== Extracted material ==
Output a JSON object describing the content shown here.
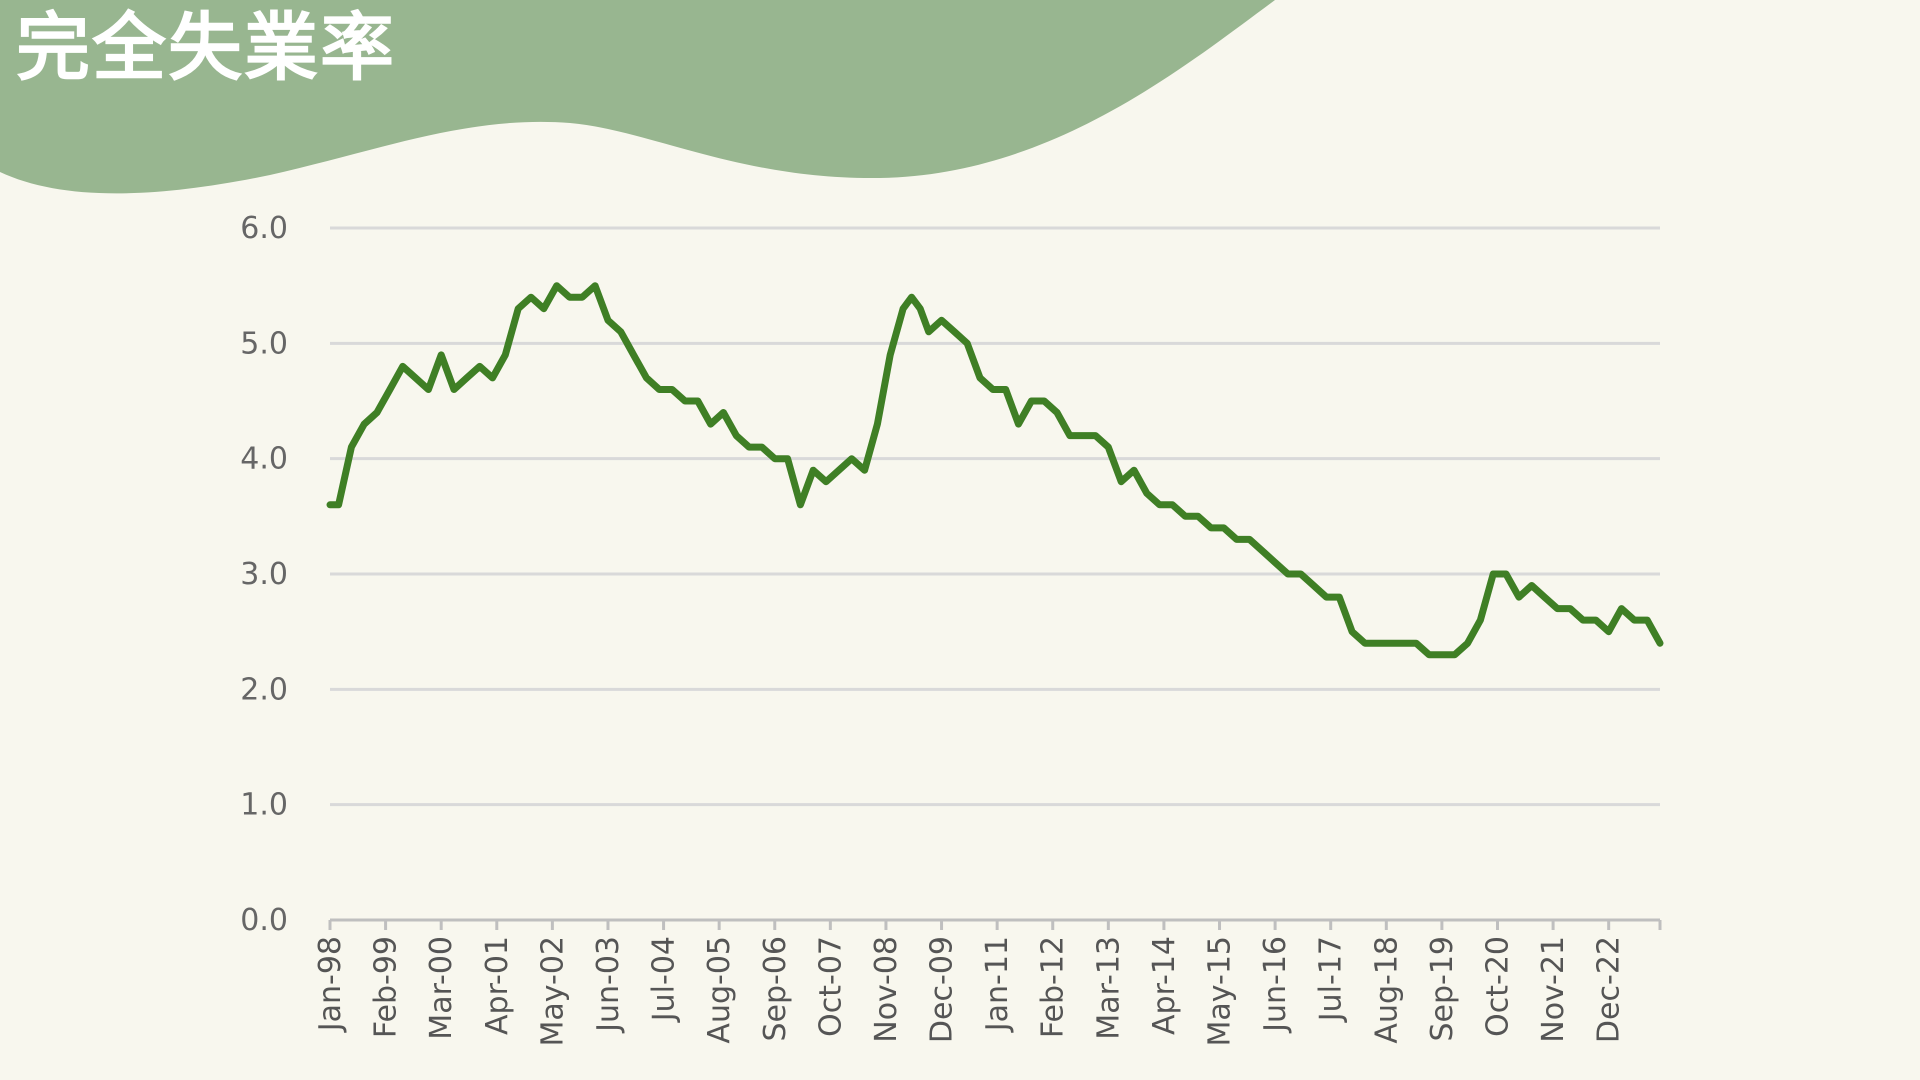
{
  "title": "完全失業率",
  "colors": {
    "background": "#f8f7ee",
    "header_shape": "#98b690",
    "title_text": "#ffffff",
    "line": "#3f7f25",
    "grid": "#d9d9d9",
    "axis": "#bfbfbf"
  },
  "chart_data": {
    "type": "line",
    "title": "",
    "xlabel": "",
    "ylabel": "",
    "ylim": [
      0,
      6
    ],
    "y_ticks": [
      "0.0",
      "1.0",
      "2.0",
      "3.0",
      "4.0",
      "5.0",
      "6.0"
    ],
    "x_ticks": [
      "Jan-98",
      "Feb-99",
      "Mar-00",
      "Apr-01",
      "May-02",
      "Jun-03",
      "Jul-04",
      "Aug-05",
      "Sep-06",
      "Oct-07",
      "Nov-08",
      "Dec-09",
      "Jan-11",
      "Feb-12",
      "Mar-13",
      "Apr-14",
      "May-15",
      "Jun-16",
      "Jul-17",
      "Aug-18",
      "Sep-19",
      "Oct-20",
      "Nov-21",
      "Dec-22"
    ],
    "grid": true,
    "series": [
      {
        "color": "#3f7f25",
        "x": [
          "1998-01",
          "1998-03",
          "1998-06",
          "1998-09",
          "1998-12",
          "1999-03",
          "1999-06",
          "1999-09",
          "1999-12",
          "2000-03",
          "2000-06",
          "2000-09",
          "2000-12",
          "2001-03",
          "2001-06",
          "2001-09",
          "2001-12",
          "2002-03",
          "2002-06",
          "2002-09",
          "2002-12",
          "2003-03",
          "2003-06",
          "2003-09",
          "2003-12",
          "2004-03",
          "2004-06",
          "2004-09",
          "2004-12",
          "2005-03",
          "2005-06",
          "2005-09",
          "2005-12",
          "2006-03",
          "2006-06",
          "2006-09",
          "2006-12",
          "2007-03",
          "2007-06",
          "2007-09",
          "2007-12",
          "2008-03",
          "2008-06",
          "2008-09",
          "2008-12",
          "2009-03",
          "2009-05",
          "2009-07",
          "2009-09",
          "2009-12",
          "2010-03",
          "2010-06",
          "2010-09",
          "2010-12",
          "2011-03",
          "2011-06",
          "2011-09",
          "2011-12",
          "2012-03",
          "2012-06",
          "2012-09",
          "2012-12",
          "2013-03",
          "2013-06",
          "2013-09",
          "2013-12",
          "2014-03",
          "2014-06",
          "2014-09",
          "2014-12",
          "2015-03",
          "2015-06",
          "2015-09",
          "2015-12",
          "2016-03",
          "2016-06",
          "2016-09",
          "2016-12",
          "2017-03",
          "2017-06",
          "2017-09",
          "2017-12",
          "2018-03",
          "2018-06",
          "2018-09",
          "2018-12",
          "2019-03",
          "2019-06",
          "2019-09",
          "2019-12",
          "2020-03",
          "2020-06",
          "2020-09",
          "2020-12",
          "2021-03",
          "2021-06",
          "2021-09",
          "2021-12",
          "2022-03",
          "2022-06",
          "2022-09",
          "2022-12",
          "2023-03",
          "2023-06",
          "2023-09",
          "2023-12"
        ],
        "values": [
          3.6,
          3.6,
          4.1,
          4.3,
          4.4,
          4.6,
          4.8,
          4.7,
          4.6,
          4.9,
          4.6,
          4.7,
          4.8,
          4.7,
          4.9,
          5.3,
          5.4,
          5.3,
          5.5,
          5.4,
          5.4,
          5.5,
          5.2,
          5.1,
          4.9,
          4.7,
          4.6,
          4.6,
          4.5,
          4.5,
          4.3,
          4.4,
          4.2,
          4.1,
          4.1,
          4.0,
          4.0,
          3.6,
          3.9,
          3.8,
          3.9,
          4.0,
          3.9,
          4.3,
          4.9,
          5.3,
          5.4,
          5.3,
          5.1,
          5.2,
          5.1,
          5.0,
          4.7,
          4.6,
          4.6,
          4.3,
          4.5,
          4.5,
          4.4,
          4.2,
          4.2,
          4.2,
          4.1,
          3.8,
          3.9,
          3.7,
          3.6,
          3.6,
          3.5,
          3.5,
          3.4,
          3.4,
          3.3,
          3.3,
          3.2,
          3.1,
          3.0,
          3.0,
          2.9,
          2.8,
          2.8,
          2.5,
          2.4,
          2.4,
          2.4,
          2.4,
          2.4,
          2.3,
          2.3,
          2.3,
          2.4,
          2.6,
          3.0,
          3.0,
          2.8,
          2.9,
          2.8,
          2.7,
          2.7,
          2.6,
          2.6,
          2.5,
          2.7,
          2.6,
          2.6,
          2.4
        ]
      }
    ]
  }
}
===
→ Your objective:
An exact transcription of all the entries is required, without the pictures.

→ Written solution:
Output a JSON object describing the content shown here.
{
  "title": "完全失業率",
  "colors": {
    "background": "#f8f7ee",
    "header_shape": "#98b690",
    "title_text": "#ffffff",
    "line": "#3f7f25",
    "grid": "#d9d9d9",
    "axis": "#bfbfbf"
  },
  "chart_data": {
    "type": "line",
    "title": "",
    "xlabel": "",
    "ylabel": "",
    "ylim": [
      0,
      6
    ],
    "y_ticks": [
      "0.0",
      "1.0",
      "2.0",
      "3.0",
      "4.0",
      "5.0",
      "6.0"
    ],
    "x_ticks": [
      "Jan-98",
      "Feb-99",
      "Mar-00",
      "Apr-01",
      "May-02",
      "Jun-03",
      "Jul-04",
      "Aug-05",
      "Sep-06",
      "Oct-07",
      "Nov-08",
      "Dec-09",
      "Jan-11",
      "Feb-12",
      "Mar-13",
      "Apr-14",
      "May-15",
      "Jun-16",
      "Jul-17",
      "Aug-18",
      "Sep-19",
      "Oct-20",
      "Nov-21",
      "Dec-22"
    ],
    "grid": true,
    "series": [
      {
        "color": "#3f7f25",
        "x": [
          "1998-01",
          "1998-03",
          "1998-06",
          "1998-09",
          "1998-12",
          "1999-03",
          "1999-06",
          "1999-09",
          "1999-12",
          "2000-03",
          "2000-06",
          "2000-09",
          "2000-12",
          "2001-03",
          "2001-06",
          "2001-09",
          "2001-12",
          "2002-03",
          "2002-06",
          "2002-09",
          "2002-12",
          "2003-03",
          "2003-06",
          "2003-09",
          "2003-12",
          "2004-03",
          "2004-06",
          "2004-09",
          "2004-12",
          "2005-03",
          "2005-06",
          "2005-09",
          "2005-12",
          "2006-03",
          "2006-06",
          "2006-09",
          "2006-12",
          "2007-03",
          "2007-06",
          "2007-09",
          "2007-12",
          "2008-03",
          "2008-06",
          "2008-09",
          "2008-12",
          "2009-03",
          "2009-05",
          "2009-07",
          "2009-09",
          "2009-12",
          "2010-03",
          "2010-06",
          "2010-09",
          "2010-12",
          "2011-03",
          "2011-06",
          "2011-09",
          "2011-12",
          "2012-03",
          "2012-06",
          "2012-09",
          "2012-12",
          "2013-03",
          "2013-06",
          "2013-09",
          "2013-12",
          "2014-03",
          "2014-06",
          "2014-09",
          "2014-12",
          "2015-03",
          "2015-06",
          "2015-09",
          "2015-12",
          "2016-03",
          "2016-06",
          "2016-09",
          "2016-12",
          "2017-03",
          "2017-06",
          "2017-09",
          "2017-12",
          "2018-03",
          "2018-06",
          "2018-09",
          "2018-12",
          "2019-03",
          "2019-06",
          "2019-09",
          "2019-12",
          "2020-03",
          "2020-06",
          "2020-09",
          "2020-12",
          "2021-03",
          "2021-06",
          "2021-09",
          "2021-12",
          "2022-03",
          "2022-06",
          "2022-09",
          "2022-12",
          "2023-03",
          "2023-06",
          "2023-09",
          "2023-12"
        ],
        "values": [
          3.6,
          3.6,
          4.1,
          4.3,
          4.4,
          4.6,
          4.8,
          4.7,
          4.6,
          4.9,
          4.6,
          4.7,
          4.8,
          4.7,
          4.9,
          5.3,
          5.4,
          5.3,
          5.5,
          5.4,
          5.4,
          5.5,
          5.2,
          5.1,
          4.9,
          4.7,
          4.6,
          4.6,
          4.5,
          4.5,
          4.3,
          4.4,
          4.2,
          4.1,
          4.1,
          4.0,
          4.0,
          3.6,
          3.9,
          3.8,
          3.9,
          4.0,
          3.9,
          4.3,
          4.9,
          5.3,
          5.4,
          5.3,
          5.1,
          5.2,
          5.1,
          5.0,
          4.7,
          4.6,
          4.6,
          4.3,
          4.5,
          4.5,
          4.4,
          4.2,
          4.2,
          4.2,
          4.1,
          3.8,
          3.9,
          3.7,
          3.6,
          3.6,
          3.5,
          3.5,
          3.4,
          3.4,
          3.3,
          3.3,
          3.2,
          3.1,
          3.0,
          3.0,
          2.9,
          2.8,
          2.8,
          2.5,
          2.4,
          2.4,
          2.4,
          2.4,
          2.4,
          2.3,
          2.3,
          2.3,
          2.4,
          2.6,
          3.0,
          3.0,
          2.8,
          2.9,
          2.8,
          2.7,
          2.7,
          2.6,
          2.6,
          2.5,
          2.7,
          2.6,
          2.6,
          2.4
        ]
      }
    ]
  }
}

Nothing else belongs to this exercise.